Transcribe everything in the data word for word. Pictures are left out.

_Given records_.
____
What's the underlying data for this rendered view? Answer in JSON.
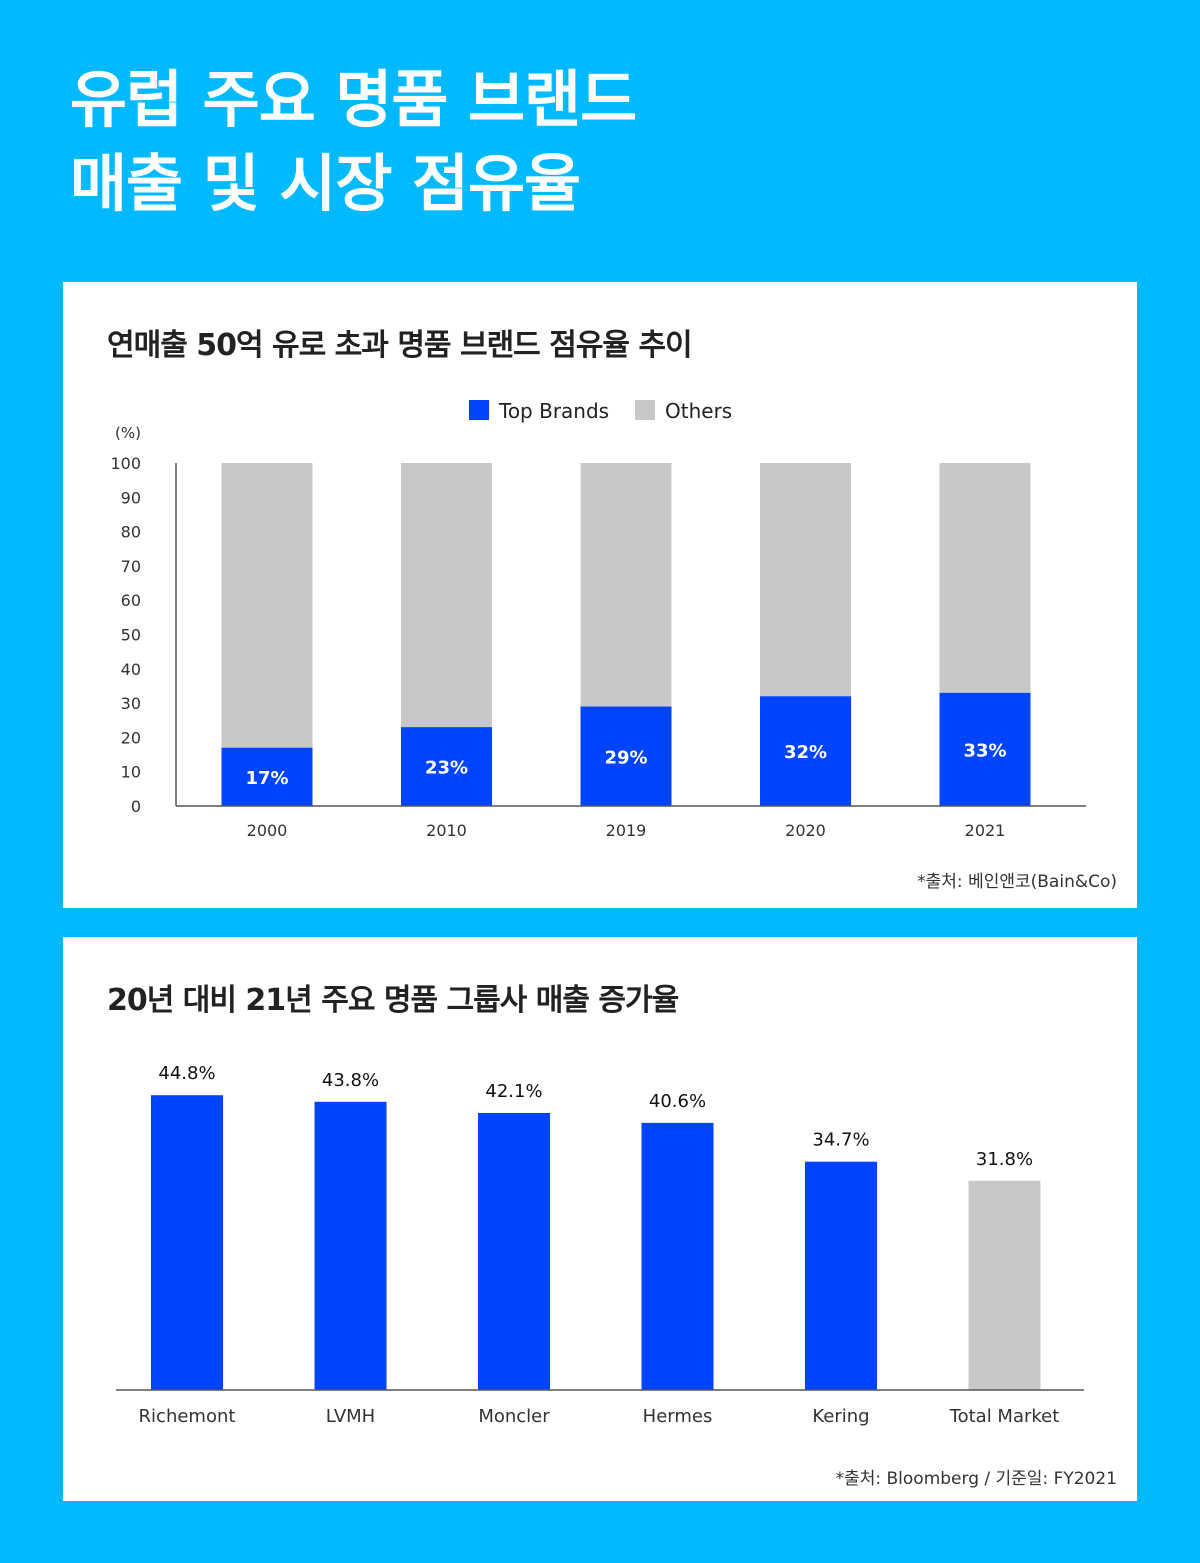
{
  "header": {
    "title_line1": "유럽 주요 명품 브랜드",
    "title_line2": "매출 및 시장 점유율"
  },
  "colors": {
    "background": "#00b9ff",
    "top_brands": "#0044ff",
    "others": "#c8c8c8",
    "card": "#ffffff"
  },
  "chart_data": [
    {
      "type": "bar",
      "stacked": true,
      "title": "연매출 50억 유로 초과 명품 브랜드 점유율 추이",
      "ylabel": "(%)",
      "xlabel": "",
      "ylim": [
        0,
        100
      ],
      "yticks": [
        0,
        10,
        20,
        30,
        40,
        50,
        60,
        70,
        80,
        90,
        100
      ],
      "categories": [
        "2000",
        "2010",
        "2019",
        "2020",
        "2021"
      ],
      "series": [
        {
          "name": "Top Brands",
          "values": [
            17,
            23,
            29,
            32,
            33
          ],
          "labels": [
            "17%",
            "23%",
            "29%",
            "32%",
            "33%"
          ]
        },
        {
          "name": "Others",
          "values": [
            83,
            77,
            71,
            68,
            67
          ]
        }
      ],
      "legend": "top-center",
      "grid": false,
      "source": "*출처: 베인앤코(Bain&Co)"
    },
    {
      "type": "bar",
      "title": "20년 대비 21년 주요 명품 그룹사 매출 증가율",
      "xlabel": "",
      "ylabel": "",
      "ylim": [
        0,
        45
      ],
      "categories": [
        "Richemont",
        "LVMH",
        "Moncler",
        "Hermes",
        "Kering",
        "Total Market"
      ],
      "values": [
        44.8,
        43.8,
        42.1,
        40.6,
        34.7,
        31.8
      ],
      "labels": [
        "44.8%",
        "43.8%",
        "42.1%",
        "40.6%",
        "34.7%",
        "31.8%"
      ],
      "highlight": [
        "top",
        "top",
        "top",
        "top",
        "top",
        "others"
      ],
      "grid": false,
      "source": "*출처: Bloomberg / 기준일: FY2021"
    }
  ]
}
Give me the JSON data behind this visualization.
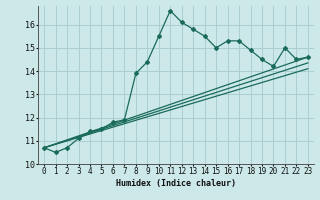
____
_Worked solution_.
What's the underlying data for this rendered view? Answer in JSON.
{
  "header": {
    "title_line1": "유럽 주요 명품 브랜드",
    "title_line2": "매출 및 시장 점유율"
  },
  "colors": {
    "background": "#00b9ff",
    "top_brands": "#0044ff",
    "others": "#c8c8c8",
    "card": "#ffffff"
  },
  "chart_data": [
    {
      "type": "bar",
      "stacked": true,
      "title": "연매출 50억 유로 초과 명품 브랜드 점유율 추이",
      "ylabel": "(%)",
      "xlabel": "",
      "ylim": [
        0,
        100
      ],
      "yticks": [
        0,
        10,
        20,
        30,
        40,
        50,
        60,
        70,
        80,
        90,
        100
      ],
      "categories": [
        "2000",
        "2010",
        "2019",
        "2020",
        "2021"
      ],
      "series": [
        {
          "name": "Top Brands",
          "values": [
            17,
            23,
            29,
            32,
            33
          ],
          "labels": [
            "17%",
            "23%",
            "29%",
            "32%",
            "33%"
          ]
        },
        {
          "name": "Others",
          "values": [
            83,
            77,
            71,
            68,
            67
          ]
        }
      ],
      "legend": "top-center",
      "grid": false,
      "source": "*출처: 베인앤코(Bain&Co)"
    },
    {
      "type": "bar",
      "title": "20년 대비 21년 주요 명품 그룹사 매출 증가율",
      "xlabel": "",
      "ylabel": "",
      "ylim": [
        0,
        45
      ],
      "categories": [
        "Richemont",
        "LVMH",
        "Moncler",
        "Hermes",
        "Kering",
        "Total Market"
      ],
      "values": [
        44.8,
        43.8,
        42.1,
        40.6,
        34.7,
        31.8
      ],
      "labels": [
        "44.8%",
        "43.8%",
        "42.1%",
        "40.6%",
        "34.7%",
        "31.8%"
      ],
      "highlight": [
        "top",
        "top",
        "top",
        "top",
        "top",
        "others"
      ],
      "grid": false,
      "source": "*출처: Bloomberg / 기준일: FY2021"
    }
  ]
}
Give me the JSON data behind this visualization.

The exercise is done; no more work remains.